Problem to work on: Please give the stretch of entries from the start through the line containing "question-22 <box>188 189 1078 324</box>" as a numbered list, with blank lines left out.

Material shown:
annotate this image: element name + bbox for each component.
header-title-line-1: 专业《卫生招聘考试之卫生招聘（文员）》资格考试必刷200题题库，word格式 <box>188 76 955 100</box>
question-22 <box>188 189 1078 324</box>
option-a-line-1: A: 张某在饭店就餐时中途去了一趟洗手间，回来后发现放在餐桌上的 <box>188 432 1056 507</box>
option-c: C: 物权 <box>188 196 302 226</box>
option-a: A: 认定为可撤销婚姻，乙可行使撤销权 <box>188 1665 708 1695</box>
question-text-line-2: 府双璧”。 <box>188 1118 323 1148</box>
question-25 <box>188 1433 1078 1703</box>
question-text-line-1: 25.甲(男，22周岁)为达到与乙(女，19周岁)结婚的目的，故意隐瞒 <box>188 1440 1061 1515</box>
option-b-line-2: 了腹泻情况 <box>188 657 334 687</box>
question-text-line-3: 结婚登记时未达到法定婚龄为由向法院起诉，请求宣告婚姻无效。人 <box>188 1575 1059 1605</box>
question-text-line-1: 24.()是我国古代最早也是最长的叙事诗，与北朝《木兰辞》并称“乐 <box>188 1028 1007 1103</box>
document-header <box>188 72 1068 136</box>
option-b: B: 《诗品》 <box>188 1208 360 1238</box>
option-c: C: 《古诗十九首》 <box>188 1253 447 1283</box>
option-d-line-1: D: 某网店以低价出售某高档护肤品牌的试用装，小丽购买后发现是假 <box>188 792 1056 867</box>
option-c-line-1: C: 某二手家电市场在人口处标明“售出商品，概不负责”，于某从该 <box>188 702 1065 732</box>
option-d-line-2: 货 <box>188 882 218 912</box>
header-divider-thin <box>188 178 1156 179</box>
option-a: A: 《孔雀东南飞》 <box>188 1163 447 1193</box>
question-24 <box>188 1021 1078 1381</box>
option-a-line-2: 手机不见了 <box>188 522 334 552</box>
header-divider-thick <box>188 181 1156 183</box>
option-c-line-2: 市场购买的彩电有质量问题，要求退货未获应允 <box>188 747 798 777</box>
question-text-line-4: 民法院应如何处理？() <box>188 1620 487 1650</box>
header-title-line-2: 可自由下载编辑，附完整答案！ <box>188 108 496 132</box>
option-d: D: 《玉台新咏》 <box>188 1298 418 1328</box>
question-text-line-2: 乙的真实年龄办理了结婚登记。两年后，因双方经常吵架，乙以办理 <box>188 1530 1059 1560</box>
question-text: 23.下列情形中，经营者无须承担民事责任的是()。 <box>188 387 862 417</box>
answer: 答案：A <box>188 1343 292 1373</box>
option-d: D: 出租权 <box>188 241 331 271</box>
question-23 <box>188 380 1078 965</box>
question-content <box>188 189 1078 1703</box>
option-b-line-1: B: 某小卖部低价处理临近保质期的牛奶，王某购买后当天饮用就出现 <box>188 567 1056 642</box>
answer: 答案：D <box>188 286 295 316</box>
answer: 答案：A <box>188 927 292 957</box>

Response to this exercise:
1. annotate this image: element name + bbox for each component.
2. header-title-line-1: 专业《卫生招聘考试之卫生招聘（文员）》资格考试必刷200题题库，word格式 <box>188 76 955 100</box>
3. question-22 <box>188 189 1078 324</box>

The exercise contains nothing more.